▶ **DATA**:

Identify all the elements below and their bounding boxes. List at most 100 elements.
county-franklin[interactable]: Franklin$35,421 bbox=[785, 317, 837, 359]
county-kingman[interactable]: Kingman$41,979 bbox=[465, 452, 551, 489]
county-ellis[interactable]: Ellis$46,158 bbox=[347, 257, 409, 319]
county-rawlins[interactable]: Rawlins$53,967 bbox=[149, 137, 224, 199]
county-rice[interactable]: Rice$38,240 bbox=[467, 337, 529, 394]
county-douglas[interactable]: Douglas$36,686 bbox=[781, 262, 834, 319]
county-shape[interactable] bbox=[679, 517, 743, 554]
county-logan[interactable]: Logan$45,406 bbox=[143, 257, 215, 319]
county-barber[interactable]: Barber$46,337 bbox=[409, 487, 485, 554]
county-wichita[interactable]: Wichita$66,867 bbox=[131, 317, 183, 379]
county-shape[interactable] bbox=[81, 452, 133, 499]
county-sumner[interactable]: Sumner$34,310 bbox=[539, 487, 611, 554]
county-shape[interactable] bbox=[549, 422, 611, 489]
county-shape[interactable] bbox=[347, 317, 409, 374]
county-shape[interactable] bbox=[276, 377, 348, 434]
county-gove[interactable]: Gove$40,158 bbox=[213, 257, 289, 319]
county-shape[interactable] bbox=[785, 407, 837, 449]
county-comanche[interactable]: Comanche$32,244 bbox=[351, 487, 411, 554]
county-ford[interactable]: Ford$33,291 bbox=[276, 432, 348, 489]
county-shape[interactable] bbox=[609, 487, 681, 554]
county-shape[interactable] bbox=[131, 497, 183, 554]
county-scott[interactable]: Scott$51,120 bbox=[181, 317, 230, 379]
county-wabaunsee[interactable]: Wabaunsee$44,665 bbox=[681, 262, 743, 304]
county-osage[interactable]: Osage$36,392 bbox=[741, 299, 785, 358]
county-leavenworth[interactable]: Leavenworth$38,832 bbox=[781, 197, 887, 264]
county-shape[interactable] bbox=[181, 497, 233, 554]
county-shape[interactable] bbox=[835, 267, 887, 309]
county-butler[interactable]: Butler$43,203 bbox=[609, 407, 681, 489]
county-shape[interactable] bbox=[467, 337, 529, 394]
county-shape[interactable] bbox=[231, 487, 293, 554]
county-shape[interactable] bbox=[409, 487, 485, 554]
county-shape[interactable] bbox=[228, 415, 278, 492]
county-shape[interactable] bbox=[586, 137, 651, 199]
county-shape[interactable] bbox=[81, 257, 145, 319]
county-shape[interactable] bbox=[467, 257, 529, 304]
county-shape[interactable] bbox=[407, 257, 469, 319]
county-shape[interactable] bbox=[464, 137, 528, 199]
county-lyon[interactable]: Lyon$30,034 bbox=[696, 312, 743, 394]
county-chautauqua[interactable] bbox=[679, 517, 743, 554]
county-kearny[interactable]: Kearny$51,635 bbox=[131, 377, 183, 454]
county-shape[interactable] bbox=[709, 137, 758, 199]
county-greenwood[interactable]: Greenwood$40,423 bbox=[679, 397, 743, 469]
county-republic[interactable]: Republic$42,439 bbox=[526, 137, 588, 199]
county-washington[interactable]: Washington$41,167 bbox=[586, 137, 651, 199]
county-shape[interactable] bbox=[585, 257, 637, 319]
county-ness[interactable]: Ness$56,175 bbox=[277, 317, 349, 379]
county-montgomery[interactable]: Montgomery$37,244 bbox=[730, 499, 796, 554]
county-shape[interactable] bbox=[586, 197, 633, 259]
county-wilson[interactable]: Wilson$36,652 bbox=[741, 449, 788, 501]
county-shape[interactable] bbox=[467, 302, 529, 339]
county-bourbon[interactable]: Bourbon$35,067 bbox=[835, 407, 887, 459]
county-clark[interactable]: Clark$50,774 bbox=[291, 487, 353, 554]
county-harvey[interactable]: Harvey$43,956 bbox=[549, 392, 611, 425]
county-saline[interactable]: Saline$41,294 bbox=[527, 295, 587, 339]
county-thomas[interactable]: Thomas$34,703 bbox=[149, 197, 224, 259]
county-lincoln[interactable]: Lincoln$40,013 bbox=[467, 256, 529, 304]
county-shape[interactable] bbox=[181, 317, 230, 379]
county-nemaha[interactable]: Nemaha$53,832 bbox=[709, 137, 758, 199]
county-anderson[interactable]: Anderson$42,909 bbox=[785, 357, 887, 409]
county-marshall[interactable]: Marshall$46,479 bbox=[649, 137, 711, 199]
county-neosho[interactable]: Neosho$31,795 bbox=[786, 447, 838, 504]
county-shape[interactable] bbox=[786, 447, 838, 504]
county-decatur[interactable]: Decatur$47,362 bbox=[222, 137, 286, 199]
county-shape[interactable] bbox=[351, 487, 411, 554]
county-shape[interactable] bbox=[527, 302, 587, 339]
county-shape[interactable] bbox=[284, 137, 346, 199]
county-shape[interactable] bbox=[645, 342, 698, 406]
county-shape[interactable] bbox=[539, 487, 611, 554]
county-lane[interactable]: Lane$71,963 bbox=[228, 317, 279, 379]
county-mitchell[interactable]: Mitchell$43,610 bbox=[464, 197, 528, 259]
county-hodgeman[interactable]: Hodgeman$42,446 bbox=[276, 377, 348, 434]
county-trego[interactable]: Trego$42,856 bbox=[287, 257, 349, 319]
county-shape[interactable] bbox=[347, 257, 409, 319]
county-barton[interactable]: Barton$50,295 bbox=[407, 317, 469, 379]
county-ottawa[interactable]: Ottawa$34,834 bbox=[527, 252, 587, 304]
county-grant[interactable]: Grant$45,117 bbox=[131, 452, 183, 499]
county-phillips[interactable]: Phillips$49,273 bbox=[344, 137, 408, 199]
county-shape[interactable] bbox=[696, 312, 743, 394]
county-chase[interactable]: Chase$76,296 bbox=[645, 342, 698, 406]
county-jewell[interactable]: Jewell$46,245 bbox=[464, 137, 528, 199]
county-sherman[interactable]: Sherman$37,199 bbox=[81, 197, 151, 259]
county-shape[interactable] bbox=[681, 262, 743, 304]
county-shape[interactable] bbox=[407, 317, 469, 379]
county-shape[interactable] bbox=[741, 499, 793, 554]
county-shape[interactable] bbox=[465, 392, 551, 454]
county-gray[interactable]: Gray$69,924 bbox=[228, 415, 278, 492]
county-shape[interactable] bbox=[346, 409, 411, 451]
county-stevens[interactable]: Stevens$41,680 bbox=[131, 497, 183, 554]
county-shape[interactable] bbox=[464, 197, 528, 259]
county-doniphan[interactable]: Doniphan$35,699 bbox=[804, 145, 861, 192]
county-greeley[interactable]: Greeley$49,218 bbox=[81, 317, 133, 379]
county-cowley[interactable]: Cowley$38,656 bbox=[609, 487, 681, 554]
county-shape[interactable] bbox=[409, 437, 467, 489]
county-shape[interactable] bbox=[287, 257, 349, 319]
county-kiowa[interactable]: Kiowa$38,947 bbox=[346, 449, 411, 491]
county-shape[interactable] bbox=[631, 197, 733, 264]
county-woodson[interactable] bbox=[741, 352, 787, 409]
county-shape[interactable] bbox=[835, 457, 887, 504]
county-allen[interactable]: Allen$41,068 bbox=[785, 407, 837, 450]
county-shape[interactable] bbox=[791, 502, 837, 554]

▶ **AIM**: Duplicate the stretch of rows above, from the very first one through the one containing "Wabaunsee$44,665 bbox=[681, 262, 743, 304]", reproducing each line verbatim.

▶ **OUTPUT OF THE TASK**:
Identify all the elements below and their bounding boxes. List at most 100 elements.
county-franklin[interactable]: Franklin$35,421 bbox=[785, 317, 837, 359]
county-kingman[interactable]: Kingman$41,979 bbox=[465, 452, 551, 489]
county-ellis[interactable]: Ellis$46,158 bbox=[347, 257, 409, 319]
county-rawlins[interactable]: Rawlins$53,967 bbox=[149, 137, 224, 199]
county-rice[interactable]: Rice$38,240 bbox=[467, 337, 529, 394]
county-douglas[interactable]: Douglas$36,686 bbox=[781, 262, 834, 319]
county-shape[interactable] bbox=[679, 517, 743, 554]
county-logan[interactable]: Logan$45,406 bbox=[143, 257, 215, 319]
county-barber[interactable]: Barber$46,337 bbox=[409, 487, 485, 554]
county-wichita[interactable]: Wichita$66,867 bbox=[131, 317, 183, 379]
county-shape[interactable] bbox=[81, 452, 133, 499]
county-sumner[interactable]: Sumner$34,310 bbox=[539, 487, 611, 554]
county-shape[interactable] bbox=[549, 422, 611, 489]
county-shape[interactable] bbox=[347, 317, 409, 374]
county-shape[interactable] bbox=[276, 377, 348, 434]
county-gove[interactable]: Gove$40,158 bbox=[213, 257, 289, 319]
county-shape[interactable] bbox=[785, 407, 837, 449]
county-comanche[interactable]: Comanche$32,244 bbox=[351, 487, 411, 554]
county-ford[interactable]: Ford$33,291 bbox=[276, 432, 348, 489]
county-shape[interactable] bbox=[609, 487, 681, 554]
county-shape[interactable] bbox=[131, 497, 183, 554]
county-scott[interactable]: Scott$51,120 bbox=[181, 317, 230, 379]
county-wabaunsee[interactable]: Wabaunsee$44,665 bbox=[681, 262, 743, 304]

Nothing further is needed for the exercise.